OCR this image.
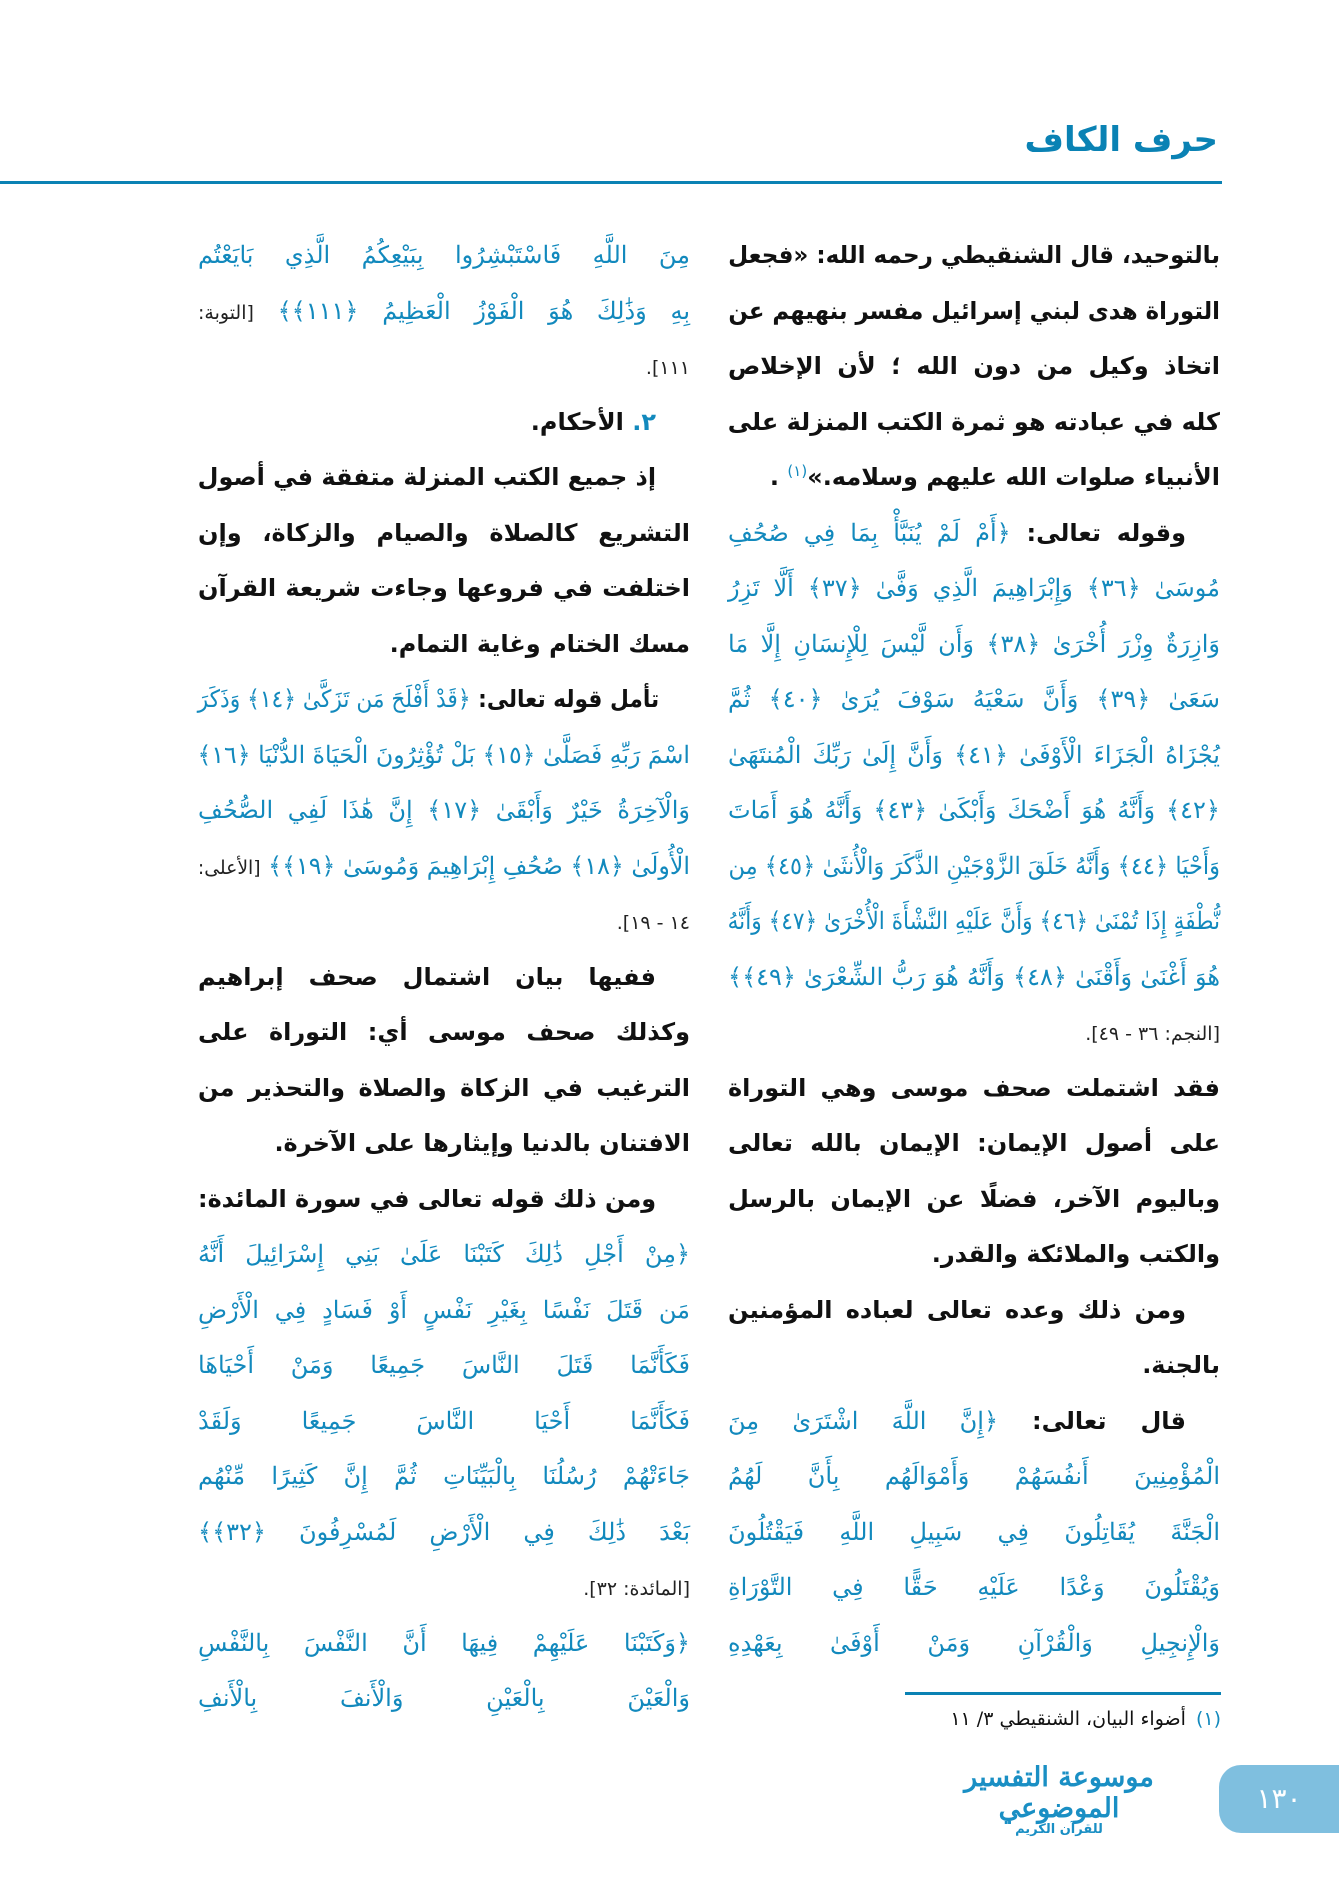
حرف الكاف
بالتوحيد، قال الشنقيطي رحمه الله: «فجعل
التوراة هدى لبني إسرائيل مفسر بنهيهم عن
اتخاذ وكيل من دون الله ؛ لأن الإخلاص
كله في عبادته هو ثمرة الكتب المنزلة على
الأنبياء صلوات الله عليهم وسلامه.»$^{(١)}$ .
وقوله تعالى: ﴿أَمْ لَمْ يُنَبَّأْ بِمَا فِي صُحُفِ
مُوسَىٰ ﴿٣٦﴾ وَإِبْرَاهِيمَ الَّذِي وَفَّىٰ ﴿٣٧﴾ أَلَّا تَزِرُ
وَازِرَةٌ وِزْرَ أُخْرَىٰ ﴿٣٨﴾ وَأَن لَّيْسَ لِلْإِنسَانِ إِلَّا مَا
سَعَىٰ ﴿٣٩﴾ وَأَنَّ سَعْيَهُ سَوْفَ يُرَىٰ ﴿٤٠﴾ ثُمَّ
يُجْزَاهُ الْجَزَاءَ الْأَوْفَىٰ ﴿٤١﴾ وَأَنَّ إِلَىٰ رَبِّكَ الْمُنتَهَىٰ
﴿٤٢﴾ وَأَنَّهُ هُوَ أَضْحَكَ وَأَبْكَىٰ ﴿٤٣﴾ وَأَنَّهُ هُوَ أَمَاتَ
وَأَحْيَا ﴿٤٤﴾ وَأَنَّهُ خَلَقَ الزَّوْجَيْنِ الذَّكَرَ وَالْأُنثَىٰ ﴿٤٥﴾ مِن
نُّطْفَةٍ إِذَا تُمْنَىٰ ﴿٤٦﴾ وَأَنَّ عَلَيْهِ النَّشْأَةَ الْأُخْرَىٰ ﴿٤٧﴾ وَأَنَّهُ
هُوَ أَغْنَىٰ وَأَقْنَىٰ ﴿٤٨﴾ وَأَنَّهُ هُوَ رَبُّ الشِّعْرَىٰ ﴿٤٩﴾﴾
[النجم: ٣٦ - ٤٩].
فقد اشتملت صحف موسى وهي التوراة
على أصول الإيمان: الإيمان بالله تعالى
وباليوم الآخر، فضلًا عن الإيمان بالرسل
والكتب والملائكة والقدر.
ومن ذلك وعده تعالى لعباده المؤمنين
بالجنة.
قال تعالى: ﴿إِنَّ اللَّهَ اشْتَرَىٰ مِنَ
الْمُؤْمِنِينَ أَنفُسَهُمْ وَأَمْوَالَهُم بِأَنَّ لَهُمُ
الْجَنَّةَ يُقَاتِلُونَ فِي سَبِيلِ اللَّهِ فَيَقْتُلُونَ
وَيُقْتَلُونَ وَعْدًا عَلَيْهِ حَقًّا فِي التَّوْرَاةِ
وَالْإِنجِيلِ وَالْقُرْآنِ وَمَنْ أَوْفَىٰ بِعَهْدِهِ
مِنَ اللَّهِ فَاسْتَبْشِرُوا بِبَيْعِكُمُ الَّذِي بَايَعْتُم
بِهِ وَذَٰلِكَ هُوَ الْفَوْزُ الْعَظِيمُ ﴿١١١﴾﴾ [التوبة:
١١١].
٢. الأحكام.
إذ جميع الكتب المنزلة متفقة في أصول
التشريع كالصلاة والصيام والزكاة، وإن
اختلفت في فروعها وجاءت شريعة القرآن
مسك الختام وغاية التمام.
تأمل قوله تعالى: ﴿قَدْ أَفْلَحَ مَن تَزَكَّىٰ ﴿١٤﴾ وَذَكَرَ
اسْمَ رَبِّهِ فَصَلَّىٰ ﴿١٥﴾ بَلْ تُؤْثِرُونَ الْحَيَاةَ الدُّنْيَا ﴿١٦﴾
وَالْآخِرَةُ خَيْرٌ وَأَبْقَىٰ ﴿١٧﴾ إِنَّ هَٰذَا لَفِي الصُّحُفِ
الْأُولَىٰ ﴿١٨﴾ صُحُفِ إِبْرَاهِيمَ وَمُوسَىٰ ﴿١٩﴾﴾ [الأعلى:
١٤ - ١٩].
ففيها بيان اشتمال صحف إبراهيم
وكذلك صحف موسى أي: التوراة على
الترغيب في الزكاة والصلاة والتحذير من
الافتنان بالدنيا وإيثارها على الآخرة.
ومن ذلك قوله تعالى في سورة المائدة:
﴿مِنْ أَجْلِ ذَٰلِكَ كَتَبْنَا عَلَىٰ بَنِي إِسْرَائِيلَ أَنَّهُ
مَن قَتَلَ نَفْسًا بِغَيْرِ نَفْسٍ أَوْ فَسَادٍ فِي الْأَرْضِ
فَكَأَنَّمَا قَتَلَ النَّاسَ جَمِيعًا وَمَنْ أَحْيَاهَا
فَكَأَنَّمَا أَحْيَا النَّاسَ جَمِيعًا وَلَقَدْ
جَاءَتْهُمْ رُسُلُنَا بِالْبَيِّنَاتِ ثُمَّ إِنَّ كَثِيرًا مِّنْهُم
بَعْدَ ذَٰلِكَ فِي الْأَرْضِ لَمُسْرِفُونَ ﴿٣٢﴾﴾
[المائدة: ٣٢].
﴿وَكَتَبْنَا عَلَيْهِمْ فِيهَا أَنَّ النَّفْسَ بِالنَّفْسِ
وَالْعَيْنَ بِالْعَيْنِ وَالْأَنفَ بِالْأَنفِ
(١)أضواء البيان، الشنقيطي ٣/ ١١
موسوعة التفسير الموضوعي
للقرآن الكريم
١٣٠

[INSTRUCTIONS FOR THE TASK] Every line that holds the word "موسى" should be extracted.

[ANSWER TO THE EXERCISE]
فقد اشتملت صحف موسى وهي التوراة
وكذلك صحف موسى أي: التوراة على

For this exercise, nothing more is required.